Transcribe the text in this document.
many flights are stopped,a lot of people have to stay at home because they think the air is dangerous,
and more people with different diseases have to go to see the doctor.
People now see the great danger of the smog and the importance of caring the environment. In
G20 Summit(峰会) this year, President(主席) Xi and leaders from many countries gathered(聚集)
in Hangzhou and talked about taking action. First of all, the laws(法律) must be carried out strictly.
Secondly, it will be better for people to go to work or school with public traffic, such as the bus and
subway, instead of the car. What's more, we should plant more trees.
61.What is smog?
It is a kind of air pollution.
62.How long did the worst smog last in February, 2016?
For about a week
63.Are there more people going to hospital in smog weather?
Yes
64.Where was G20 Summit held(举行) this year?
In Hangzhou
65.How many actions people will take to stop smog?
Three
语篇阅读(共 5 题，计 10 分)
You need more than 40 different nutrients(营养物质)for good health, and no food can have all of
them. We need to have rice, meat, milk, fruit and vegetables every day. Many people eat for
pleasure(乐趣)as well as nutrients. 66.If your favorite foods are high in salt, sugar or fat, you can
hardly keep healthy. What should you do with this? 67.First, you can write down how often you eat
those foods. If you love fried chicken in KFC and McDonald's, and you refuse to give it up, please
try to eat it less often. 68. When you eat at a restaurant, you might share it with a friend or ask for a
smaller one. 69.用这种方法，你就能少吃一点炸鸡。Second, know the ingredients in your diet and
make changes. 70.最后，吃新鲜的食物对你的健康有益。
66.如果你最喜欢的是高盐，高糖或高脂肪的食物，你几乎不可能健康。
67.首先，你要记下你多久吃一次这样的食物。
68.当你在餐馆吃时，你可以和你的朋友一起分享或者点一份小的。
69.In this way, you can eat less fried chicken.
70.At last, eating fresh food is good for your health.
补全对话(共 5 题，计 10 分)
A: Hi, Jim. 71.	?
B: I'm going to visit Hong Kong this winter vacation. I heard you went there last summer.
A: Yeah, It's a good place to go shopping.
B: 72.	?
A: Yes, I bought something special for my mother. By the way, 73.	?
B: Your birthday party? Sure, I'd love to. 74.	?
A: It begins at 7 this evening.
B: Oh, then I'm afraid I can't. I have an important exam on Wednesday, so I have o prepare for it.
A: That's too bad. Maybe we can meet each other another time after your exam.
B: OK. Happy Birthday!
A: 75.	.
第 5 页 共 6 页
# # # # #
# [Exercise requirements]
Wherever the word "need" occurs in a line of the listing, copy that line.

# [Exercise solution]
You need more than 40 different nutrients(营养物质)for good health, and no food can have all of
them. We need to have rice, meat, milk, fruit and vegetables every day. Many people eat for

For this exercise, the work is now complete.